Instructions for the task
Locate every line in the records below that contains the word "Buah", and copy each one.

Exercise inputs
+--
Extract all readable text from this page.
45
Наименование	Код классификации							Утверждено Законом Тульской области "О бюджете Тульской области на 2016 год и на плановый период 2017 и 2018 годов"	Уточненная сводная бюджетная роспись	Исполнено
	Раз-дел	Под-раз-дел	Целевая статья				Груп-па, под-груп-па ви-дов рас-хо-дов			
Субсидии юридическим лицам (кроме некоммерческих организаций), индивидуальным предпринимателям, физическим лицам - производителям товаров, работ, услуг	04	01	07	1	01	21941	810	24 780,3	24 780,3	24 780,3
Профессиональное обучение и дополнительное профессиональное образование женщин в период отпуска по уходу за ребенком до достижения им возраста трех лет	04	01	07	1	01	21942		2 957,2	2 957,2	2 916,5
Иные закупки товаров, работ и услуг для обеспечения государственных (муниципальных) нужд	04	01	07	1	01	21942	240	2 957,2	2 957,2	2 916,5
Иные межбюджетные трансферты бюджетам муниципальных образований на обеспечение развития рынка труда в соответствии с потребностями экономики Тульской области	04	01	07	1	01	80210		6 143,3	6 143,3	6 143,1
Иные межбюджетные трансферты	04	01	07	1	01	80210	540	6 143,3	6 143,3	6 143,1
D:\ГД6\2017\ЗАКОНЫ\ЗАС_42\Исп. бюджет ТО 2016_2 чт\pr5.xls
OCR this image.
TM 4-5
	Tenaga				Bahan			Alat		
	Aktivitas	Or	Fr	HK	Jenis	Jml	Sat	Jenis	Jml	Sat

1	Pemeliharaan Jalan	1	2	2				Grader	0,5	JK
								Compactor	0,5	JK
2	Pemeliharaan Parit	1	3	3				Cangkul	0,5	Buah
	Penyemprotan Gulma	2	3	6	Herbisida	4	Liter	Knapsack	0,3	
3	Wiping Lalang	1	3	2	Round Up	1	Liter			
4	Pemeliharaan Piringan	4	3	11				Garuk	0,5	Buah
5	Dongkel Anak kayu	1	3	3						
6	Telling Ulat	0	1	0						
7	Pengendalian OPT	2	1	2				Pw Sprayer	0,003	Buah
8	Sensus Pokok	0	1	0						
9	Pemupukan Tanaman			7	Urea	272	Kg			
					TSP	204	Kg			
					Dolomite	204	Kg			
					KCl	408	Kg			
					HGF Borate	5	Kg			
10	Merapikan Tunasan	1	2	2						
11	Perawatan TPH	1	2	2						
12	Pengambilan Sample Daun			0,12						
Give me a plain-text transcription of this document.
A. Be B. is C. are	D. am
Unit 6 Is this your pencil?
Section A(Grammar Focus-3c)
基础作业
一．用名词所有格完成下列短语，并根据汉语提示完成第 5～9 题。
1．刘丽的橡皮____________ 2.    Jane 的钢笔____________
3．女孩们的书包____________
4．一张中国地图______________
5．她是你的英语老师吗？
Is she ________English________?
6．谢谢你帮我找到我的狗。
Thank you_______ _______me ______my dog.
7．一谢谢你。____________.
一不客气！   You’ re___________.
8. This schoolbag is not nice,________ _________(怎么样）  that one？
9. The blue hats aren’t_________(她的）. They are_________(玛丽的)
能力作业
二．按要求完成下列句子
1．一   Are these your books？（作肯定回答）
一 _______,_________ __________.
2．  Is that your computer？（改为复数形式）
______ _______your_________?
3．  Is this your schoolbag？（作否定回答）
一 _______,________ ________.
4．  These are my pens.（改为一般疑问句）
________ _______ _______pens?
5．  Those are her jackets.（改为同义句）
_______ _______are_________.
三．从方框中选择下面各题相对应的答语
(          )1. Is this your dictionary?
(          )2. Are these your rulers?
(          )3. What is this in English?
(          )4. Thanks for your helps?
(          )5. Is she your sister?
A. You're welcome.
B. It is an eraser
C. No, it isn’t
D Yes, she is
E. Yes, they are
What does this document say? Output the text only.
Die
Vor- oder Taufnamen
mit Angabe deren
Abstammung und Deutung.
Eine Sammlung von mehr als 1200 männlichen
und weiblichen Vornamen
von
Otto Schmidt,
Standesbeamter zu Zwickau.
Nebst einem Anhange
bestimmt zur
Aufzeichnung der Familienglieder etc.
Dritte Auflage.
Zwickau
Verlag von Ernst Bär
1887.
+--
Right answer
2	Pemeliharaan Parit	1	3	3				Cangkul	0,5	Buah
4	Pemeliharaan Piringan	4	3	11				Garuk	0,5	Buah
7	Pengendalian OPT	2	1	2				Pw Sprayer	0,003	Buah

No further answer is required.